┌─ RECORDS FOR THIS TASK
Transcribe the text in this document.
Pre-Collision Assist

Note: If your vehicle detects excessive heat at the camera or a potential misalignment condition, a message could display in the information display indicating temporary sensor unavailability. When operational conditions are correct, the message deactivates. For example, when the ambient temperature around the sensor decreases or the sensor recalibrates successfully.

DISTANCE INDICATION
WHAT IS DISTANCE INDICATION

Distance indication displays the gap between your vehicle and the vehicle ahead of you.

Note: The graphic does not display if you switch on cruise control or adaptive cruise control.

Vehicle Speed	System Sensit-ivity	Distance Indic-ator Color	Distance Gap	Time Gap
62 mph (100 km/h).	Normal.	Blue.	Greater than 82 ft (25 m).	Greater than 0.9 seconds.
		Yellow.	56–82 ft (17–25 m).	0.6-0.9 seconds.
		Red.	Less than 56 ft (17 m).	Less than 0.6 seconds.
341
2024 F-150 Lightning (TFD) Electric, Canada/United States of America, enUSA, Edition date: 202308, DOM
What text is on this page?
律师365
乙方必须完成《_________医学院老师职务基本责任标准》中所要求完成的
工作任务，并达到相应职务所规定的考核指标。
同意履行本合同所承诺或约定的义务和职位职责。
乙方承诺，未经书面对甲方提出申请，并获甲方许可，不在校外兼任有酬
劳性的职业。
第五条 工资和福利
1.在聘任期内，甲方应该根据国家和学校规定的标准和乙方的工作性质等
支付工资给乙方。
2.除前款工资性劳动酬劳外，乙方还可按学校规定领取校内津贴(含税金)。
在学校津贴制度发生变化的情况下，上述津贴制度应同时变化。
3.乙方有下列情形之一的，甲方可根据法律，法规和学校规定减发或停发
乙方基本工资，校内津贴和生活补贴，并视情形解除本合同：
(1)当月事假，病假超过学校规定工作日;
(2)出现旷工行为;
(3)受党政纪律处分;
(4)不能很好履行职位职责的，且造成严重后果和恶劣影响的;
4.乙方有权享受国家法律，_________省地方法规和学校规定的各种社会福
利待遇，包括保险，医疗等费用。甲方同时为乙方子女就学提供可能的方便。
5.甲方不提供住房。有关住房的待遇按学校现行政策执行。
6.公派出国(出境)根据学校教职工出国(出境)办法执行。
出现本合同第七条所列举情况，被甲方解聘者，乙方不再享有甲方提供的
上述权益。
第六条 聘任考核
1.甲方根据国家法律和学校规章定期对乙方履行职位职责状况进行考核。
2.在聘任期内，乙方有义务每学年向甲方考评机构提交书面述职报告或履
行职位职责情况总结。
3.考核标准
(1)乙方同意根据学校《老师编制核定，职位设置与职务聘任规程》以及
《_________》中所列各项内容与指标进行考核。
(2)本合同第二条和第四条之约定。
└─
Return all lines of the material above in which the word "text" occurs.

Transcribe the text in this document.
What text is on this page?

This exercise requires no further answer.